**EXERCISE DETAILS:**
Return every line below in which "瓯海奥体中心" appears.
-- Start PROVIDED RECORDS --
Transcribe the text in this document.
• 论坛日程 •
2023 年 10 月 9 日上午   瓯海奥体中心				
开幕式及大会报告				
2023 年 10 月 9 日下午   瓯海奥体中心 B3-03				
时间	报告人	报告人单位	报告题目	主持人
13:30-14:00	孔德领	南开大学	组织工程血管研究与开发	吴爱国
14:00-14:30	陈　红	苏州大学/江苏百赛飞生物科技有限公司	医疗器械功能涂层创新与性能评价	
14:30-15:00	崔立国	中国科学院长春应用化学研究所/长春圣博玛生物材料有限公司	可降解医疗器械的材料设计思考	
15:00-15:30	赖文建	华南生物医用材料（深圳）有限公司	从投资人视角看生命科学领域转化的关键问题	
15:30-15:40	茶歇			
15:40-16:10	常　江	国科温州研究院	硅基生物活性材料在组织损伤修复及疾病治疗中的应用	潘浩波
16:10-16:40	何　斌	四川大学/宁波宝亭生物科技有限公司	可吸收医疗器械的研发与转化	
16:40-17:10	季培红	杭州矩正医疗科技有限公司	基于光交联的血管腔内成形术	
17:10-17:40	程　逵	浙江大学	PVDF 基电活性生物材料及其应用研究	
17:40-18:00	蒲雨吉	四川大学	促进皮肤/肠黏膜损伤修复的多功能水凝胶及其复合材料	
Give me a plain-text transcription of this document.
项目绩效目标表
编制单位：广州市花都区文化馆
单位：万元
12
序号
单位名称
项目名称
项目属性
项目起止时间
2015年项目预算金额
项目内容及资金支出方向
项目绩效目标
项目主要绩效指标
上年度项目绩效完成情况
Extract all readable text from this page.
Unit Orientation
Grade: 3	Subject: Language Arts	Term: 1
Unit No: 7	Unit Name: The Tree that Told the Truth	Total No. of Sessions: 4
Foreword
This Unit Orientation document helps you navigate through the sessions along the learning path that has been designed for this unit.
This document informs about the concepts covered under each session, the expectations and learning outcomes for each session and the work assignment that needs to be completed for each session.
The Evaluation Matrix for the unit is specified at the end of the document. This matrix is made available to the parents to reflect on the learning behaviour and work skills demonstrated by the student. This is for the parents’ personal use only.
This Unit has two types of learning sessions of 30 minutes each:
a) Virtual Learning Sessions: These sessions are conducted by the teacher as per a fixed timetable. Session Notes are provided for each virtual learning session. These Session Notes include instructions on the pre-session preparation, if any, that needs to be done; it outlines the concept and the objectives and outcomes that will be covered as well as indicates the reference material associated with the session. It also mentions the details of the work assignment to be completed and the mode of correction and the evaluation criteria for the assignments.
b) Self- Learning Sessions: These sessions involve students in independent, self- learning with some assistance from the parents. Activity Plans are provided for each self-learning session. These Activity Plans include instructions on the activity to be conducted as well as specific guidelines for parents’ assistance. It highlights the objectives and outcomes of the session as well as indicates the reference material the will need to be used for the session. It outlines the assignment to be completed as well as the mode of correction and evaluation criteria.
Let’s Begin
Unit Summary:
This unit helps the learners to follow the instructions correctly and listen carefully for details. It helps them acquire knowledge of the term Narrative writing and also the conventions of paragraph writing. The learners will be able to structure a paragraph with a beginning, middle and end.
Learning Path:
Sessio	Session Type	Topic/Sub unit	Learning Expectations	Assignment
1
-- End PROVIDED RECORDS --
**TASK RESULT:**
2023 年 10 月 9 日上午   瓯海奥体中心				
2023 年 10 月 9 日下午   瓯海奥体中心 B3-03				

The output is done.